§ **Data entries**
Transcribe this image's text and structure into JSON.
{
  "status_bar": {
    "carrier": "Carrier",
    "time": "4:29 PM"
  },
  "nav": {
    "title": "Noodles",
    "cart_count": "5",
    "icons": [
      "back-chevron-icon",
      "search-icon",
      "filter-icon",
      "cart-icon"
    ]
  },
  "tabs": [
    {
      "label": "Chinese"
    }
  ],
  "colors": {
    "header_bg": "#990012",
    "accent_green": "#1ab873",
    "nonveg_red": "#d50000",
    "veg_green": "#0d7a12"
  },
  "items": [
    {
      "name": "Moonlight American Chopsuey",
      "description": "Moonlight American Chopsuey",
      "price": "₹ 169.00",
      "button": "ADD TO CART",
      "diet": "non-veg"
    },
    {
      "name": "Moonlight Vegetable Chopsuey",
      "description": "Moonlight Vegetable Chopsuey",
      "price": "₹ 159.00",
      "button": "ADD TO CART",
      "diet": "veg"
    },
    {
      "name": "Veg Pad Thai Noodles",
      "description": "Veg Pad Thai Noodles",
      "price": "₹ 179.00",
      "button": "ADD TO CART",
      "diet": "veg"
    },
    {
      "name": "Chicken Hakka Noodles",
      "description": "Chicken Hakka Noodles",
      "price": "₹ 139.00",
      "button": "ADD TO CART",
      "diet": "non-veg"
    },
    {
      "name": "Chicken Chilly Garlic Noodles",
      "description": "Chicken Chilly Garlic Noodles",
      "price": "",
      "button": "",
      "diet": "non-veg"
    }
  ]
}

§ **Instruction**
Above are the records; retype every one exactly.

§ **Expected output**
Transcribe this image's text and structure into JSON.
{
  "status_bar": {
    "carrier": "Carrier",
    "time": "4:29 PM"
  },
  "nav": {
    "title": "Noodles",
    "cart_count": "5",
    "icons": [
      "back-chevron-icon",
      "search-icon",
      "filter-icon",
      "cart-icon"
    ]
  },
  "tabs": [
    {
      "label": "Chinese"
    }
  ],
  "colors": {
    "header_bg": "#990012",
    "accent_green": "#1ab873",
    "nonveg_red": "#d50000",
    "veg_green": "#0d7a12"
  },
  "items": [
    {
      "name": "Moonlight American Chopsuey",
      "description": "Moonlight American Chopsuey",
      "price": "₹ 169.00",
      "button": "ADD TO CART",
      "diet": "non-veg"
    },
    {
      "name": "Moonlight Vegetable Chopsuey",
      "description": "Moonlight Vegetable Chopsuey",
      "price": "₹ 159.00",
      "button": "ADD TO CART",
      "diet": "veg"
    },
    {
      "name": "Veg Pad Thai Noodles",
      "description": "Veg Pad Thai Noodles",
      "price": "₹ 179.00",
      "button": "ADD TO CART",
      "diet": "veg"
    },
    {
      "name": "Chicken Hakka Noodles",
      "description": "Chicken Hakka Noodles",
      "price": "₹ 139.00",
      "button": "ADD TO CART",
      "diet": "non-veg"
    },
    {
      "name": "Chicken Chilly Garlic Noodles",
      "description": "Chicken Chilly Garlic Noodles",
      "price": "",
      "button": "",
      "diet": "non-veg"
    }
  ]
}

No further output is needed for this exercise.